_TASK PROMPT_: Scan the data. Collect each line that contains the word "Strawberry".

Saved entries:
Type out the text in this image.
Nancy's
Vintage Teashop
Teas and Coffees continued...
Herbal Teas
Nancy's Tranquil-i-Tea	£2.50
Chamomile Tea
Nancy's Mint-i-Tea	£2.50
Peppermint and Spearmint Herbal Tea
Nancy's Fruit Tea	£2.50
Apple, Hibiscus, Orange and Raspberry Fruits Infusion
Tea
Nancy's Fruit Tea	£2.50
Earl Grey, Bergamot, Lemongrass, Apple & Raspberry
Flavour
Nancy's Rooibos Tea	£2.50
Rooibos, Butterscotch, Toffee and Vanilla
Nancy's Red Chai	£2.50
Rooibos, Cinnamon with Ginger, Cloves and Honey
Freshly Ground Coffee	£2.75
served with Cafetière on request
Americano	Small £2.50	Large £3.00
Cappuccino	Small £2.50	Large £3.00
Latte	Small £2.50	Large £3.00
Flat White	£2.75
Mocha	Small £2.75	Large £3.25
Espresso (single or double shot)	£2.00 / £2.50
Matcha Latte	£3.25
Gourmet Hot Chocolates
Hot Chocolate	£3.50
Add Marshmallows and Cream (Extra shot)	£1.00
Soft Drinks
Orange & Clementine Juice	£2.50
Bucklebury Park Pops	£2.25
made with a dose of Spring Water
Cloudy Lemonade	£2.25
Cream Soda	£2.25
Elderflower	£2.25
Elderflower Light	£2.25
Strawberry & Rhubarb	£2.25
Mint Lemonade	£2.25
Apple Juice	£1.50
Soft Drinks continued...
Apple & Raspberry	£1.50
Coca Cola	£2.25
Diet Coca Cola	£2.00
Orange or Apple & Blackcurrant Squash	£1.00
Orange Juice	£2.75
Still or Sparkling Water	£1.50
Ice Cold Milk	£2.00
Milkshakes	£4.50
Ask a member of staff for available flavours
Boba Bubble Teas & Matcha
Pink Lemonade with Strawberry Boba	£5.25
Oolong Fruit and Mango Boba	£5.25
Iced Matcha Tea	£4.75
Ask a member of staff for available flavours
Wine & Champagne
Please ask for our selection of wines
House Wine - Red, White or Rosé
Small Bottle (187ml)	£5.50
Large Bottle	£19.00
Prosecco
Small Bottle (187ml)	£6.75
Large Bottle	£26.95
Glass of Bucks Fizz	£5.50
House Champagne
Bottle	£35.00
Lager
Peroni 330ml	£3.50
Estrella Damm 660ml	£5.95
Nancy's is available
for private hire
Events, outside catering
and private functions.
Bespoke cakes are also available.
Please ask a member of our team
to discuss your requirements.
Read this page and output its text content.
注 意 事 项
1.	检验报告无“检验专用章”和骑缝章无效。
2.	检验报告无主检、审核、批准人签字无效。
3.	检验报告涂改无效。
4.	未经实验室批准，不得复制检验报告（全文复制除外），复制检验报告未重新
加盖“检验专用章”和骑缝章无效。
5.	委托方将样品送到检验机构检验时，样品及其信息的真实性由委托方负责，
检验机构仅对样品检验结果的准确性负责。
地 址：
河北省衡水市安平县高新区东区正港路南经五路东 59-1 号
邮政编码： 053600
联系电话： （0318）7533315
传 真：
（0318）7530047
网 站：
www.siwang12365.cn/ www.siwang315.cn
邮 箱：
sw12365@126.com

_RESULT_:
Strawberry & Rhubarb	£2.25
Pink Lemonade with Strawberry Boba	£5.25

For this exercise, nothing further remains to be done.